**PROBLEM STATEMENT:**
Pictures do not belong in the copy. Return all of the entries exactly.

**INPUT ROWS:**
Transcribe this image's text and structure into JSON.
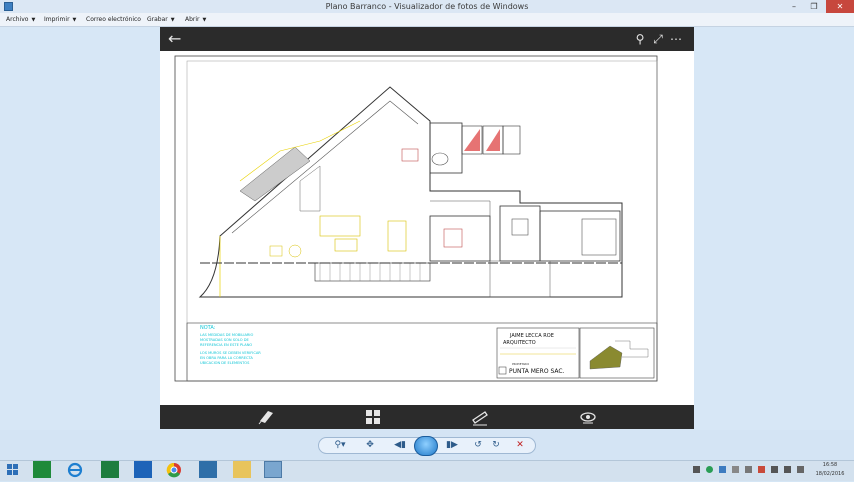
{
  "window": {
    "title": "Plano Barranco - Visualizador de fotos de Windows"
  },
  "menu": {
    "archivo": "Archivo",
    "imprimir": "Imprimir",
    "correo": "Correo electrónico",
    "grabar": "Grabar",
    "abrir": "Abrir"
  },
  "drawing": {
    "notes_heading": "NOTA:",
    "notes_lines": [
      "LAS MEDIDAS DE MOBILIARIO",
      "MOSTRADAS SON SOLO DE",
      "REFERENCIA EN ESTE PLANO",
      "",
      "LOS MUROS SE DEBEN VERIFICAR",
      "EN OBRA PARA LA CORRECTA",
      "UBICACION DE ELEMENTOS"
    ],
    "architect_name": "JAIME LECCA ROE",
    "architect_title": "ARQUITECTO",
    "client_label": "PROPIETARIO",
    "client_name": "PUNTA MERO SAC."
  },
  "taskbar": {
    "time": "16:58",
    "date": "18/02/2016"
  }
}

**REPLY:**
Transcribe this image's text and structure into JSON.
{
  "window": {
    "title": "Plano Barranco - Visualizador de fotos de Windows"
  },
  "menu": {
    "archivo": "Archivo",
    "imprimir": "Imprimir",
    "correo": "Correo electrónico",
    "grabar": "Grabar",
    "abrir": "Abrir"
  },
  "drawing": {
    "notes_heading": "NOTA:",
    "notes_lines": [
      "LAS MEDIDAS DE MOBILIARIO",
      "MOSTRADAS SON SOLO DE",
      "REFERENCIA EN ESTE PLANO",
      "",
      "LOS MUROS SE DEBEN VERIFICAR",
      "EN OBRA PARA LA CORRECTA",
      "UBICACION DE ELEMENTOS"
    ],
    "architect_name": "JAIME LECCA ROE",
    "architect_title": "ARQUITECTO",
    "client_label": "PROPIETARIO",
    "client_name": "PUNTA MERO SAC."
  },
  "taskbar": {
    "time": "16:58",
    "date": "18/02/2016"
  }
}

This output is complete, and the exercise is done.